SUPPLIED DATA —
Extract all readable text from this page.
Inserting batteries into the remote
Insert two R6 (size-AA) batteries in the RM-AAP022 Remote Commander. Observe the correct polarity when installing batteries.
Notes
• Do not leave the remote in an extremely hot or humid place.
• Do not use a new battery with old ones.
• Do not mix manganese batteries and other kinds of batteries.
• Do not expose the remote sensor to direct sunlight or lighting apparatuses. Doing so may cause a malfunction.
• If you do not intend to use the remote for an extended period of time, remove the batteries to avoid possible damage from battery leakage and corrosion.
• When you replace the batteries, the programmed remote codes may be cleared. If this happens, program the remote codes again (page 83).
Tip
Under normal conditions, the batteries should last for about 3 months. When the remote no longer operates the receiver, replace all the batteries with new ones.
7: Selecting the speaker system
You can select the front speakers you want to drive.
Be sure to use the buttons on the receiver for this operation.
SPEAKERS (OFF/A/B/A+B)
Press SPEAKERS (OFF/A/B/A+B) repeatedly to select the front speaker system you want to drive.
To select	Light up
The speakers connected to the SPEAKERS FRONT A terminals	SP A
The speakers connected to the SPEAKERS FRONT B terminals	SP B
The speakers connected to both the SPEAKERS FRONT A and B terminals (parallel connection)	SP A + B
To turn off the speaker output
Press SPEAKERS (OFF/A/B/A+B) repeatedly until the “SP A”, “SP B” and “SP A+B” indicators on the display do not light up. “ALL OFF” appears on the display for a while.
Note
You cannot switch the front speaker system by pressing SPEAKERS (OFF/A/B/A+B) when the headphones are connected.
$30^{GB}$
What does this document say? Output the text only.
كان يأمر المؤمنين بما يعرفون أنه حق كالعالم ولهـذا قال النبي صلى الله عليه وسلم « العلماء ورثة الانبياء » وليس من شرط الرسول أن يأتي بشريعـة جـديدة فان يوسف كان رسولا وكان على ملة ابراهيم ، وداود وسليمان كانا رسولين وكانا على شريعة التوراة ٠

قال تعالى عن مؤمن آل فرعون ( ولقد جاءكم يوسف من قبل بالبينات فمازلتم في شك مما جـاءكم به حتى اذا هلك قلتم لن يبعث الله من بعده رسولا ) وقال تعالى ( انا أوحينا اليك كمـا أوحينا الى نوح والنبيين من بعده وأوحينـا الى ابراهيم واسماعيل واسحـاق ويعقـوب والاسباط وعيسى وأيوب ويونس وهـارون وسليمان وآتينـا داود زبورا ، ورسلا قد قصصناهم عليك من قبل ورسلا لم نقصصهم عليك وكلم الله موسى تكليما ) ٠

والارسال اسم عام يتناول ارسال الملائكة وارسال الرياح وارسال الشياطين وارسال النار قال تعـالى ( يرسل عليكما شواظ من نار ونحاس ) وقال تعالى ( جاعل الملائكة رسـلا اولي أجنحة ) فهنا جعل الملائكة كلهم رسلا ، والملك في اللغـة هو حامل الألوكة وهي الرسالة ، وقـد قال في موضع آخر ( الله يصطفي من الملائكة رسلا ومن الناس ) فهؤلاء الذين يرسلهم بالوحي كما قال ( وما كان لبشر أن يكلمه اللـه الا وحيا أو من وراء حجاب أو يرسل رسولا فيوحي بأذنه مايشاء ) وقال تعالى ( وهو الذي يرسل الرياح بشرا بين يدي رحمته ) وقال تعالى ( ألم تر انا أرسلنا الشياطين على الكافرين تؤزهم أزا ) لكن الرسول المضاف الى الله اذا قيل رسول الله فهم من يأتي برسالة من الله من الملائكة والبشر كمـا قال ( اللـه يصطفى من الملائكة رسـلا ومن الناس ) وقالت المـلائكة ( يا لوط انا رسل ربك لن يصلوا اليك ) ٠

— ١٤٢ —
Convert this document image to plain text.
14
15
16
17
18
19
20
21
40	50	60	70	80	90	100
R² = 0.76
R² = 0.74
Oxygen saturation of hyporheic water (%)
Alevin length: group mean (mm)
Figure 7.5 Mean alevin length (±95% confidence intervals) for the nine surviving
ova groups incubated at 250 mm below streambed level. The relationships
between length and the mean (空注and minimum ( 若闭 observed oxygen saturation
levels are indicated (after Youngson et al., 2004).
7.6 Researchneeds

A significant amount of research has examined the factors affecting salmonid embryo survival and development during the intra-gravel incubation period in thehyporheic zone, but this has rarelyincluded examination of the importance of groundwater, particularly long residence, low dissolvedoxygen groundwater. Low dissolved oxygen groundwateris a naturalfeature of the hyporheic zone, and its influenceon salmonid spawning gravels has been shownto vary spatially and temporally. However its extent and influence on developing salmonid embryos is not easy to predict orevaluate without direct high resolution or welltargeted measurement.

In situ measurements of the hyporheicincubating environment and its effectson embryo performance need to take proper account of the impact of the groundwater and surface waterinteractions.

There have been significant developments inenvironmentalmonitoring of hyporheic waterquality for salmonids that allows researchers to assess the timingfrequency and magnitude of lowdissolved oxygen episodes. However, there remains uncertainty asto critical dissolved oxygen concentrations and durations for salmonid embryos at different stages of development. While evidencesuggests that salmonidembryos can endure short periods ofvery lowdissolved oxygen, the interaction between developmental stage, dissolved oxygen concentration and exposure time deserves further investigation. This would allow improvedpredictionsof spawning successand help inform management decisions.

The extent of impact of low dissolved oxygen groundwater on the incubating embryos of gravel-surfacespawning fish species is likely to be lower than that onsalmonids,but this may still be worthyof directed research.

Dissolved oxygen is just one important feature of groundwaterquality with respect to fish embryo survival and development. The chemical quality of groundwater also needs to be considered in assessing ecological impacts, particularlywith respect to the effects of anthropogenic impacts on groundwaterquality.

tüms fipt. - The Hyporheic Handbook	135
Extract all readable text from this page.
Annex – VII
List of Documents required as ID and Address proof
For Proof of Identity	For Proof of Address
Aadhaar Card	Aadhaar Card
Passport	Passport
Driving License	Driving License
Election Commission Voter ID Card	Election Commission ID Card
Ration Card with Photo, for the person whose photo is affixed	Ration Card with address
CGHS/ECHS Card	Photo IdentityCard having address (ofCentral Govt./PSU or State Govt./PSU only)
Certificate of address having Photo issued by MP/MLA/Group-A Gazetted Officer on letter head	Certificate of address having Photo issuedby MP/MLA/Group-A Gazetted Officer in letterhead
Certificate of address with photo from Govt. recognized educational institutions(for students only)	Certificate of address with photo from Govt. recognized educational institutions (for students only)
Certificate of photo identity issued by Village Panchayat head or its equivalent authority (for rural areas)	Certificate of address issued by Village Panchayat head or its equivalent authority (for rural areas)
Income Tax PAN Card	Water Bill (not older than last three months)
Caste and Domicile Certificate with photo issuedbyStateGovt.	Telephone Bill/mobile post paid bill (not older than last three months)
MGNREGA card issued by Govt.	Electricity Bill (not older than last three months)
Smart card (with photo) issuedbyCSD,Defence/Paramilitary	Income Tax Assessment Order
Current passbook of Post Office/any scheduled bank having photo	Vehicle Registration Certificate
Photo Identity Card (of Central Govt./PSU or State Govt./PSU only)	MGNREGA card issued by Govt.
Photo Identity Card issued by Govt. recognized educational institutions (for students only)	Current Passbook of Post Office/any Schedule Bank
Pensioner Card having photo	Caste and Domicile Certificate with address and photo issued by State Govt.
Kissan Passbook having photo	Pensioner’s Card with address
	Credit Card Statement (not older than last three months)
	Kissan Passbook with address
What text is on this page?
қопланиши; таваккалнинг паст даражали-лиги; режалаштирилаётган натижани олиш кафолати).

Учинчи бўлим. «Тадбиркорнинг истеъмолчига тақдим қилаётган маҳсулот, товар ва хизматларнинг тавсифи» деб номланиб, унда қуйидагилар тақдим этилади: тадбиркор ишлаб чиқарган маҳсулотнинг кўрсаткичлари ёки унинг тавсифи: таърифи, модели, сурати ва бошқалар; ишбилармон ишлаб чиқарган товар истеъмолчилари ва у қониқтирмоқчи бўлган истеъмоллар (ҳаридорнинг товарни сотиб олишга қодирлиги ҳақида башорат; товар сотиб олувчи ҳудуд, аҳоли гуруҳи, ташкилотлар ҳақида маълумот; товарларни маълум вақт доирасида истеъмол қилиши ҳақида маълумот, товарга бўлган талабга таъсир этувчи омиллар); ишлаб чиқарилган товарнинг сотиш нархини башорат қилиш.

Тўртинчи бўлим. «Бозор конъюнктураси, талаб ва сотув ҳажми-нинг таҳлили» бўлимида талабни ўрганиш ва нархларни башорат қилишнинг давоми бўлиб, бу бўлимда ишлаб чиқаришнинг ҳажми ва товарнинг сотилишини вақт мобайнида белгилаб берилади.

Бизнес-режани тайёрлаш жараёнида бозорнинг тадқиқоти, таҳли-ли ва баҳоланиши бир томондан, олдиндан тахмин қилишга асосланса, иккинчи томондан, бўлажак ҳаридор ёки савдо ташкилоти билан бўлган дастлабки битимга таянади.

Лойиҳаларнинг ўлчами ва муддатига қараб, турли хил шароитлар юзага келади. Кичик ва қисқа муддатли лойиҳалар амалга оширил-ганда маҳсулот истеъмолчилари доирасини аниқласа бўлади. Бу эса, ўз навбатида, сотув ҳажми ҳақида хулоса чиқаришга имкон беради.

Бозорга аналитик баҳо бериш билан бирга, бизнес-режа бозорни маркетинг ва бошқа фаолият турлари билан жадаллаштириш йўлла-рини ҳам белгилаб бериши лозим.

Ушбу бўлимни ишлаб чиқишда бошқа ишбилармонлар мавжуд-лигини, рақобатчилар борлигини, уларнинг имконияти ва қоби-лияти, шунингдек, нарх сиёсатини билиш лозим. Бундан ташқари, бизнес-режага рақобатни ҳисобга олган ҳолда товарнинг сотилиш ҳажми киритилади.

TASK REQUIREMENTS —
Go through the records above, find every line with the word "length", and list those lines.

WORKED ANSWER —
Alevin length: group mean (mm)
Figure 7.5 Mean alevin length (±95% confidence intervals) for the nine surviving
between length and the mean (空注and minimum ( 若闭 observed oxygen saturation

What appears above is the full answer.